Problem to solve: Write out every line of the material as it stands, apart from the pictures.

■ ■ ■ ■

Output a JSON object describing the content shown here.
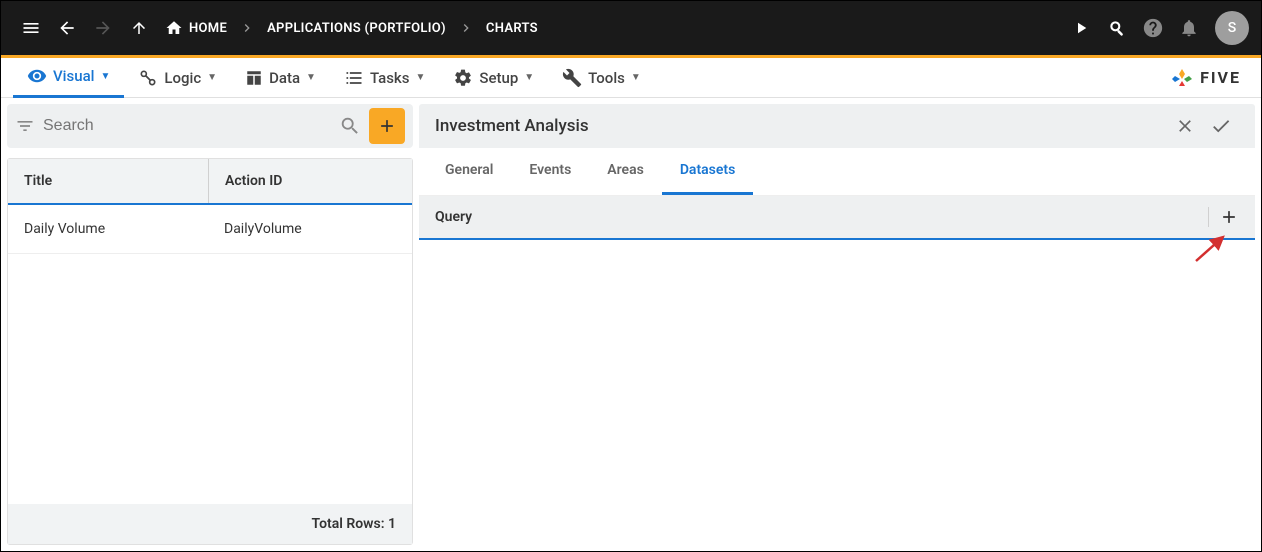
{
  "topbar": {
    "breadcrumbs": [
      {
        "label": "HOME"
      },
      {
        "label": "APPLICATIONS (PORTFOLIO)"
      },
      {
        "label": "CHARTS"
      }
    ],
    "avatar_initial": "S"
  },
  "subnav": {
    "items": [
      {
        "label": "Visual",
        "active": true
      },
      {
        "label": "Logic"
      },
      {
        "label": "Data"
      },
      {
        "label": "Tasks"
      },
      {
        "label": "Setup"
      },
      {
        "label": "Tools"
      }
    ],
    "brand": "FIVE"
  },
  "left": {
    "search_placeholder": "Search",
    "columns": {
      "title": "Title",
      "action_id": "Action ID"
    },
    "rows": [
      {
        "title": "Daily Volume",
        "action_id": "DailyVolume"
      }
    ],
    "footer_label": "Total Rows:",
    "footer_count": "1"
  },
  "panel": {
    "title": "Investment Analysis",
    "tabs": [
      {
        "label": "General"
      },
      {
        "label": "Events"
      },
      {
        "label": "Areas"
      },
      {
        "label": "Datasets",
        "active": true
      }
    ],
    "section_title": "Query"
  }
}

■ ■ ■ ■

Response:
Output a JSON object describing the content shown here.
{
  "topbar": {
    "breadcrumbs": [
      {
        "label": "HOME"
      },
      {
        "label": "APPLICATIONS (PORTFOLIO)"
      },
      {
        "label": "CHARTS"
      }
    ],
    "avatar_initial": "S"
  },
  "subnav": {
    "items": [
      {
        "label": "Visual",
        "active": true
      },
      {
        "label": "Logic"
      },
      {
        "label": "Data"
      },
      {
        "label": "Tasks"
      },
      {
        "label": "Setup"
      },
      {
        "label": "Tools"
      }
    ],
    "brand": "FIVE"
  },
  "left": {
    "search_placeholder": "Search",
    "columns": {
      "title": "Title",
      "action_id": "Action ID"
    },
    "rows": [
      {
        "title": "Daily Volume",
        "action_id": "DailyVolume"
      }
    ],
    "footer_label": "Total Rows:",
    "footer_count": "1"
  },
  "panel": {
    "title": "Investment Analysis",
    "tabs": [
      {
        "label": "General"
      },
      {
        "label": "Events"
      },
      {
        "label": "Areas"
      },
      {
        "label": "Datasets",
        "active": true
      }
    ],
    "section_title": "Query"
  }
}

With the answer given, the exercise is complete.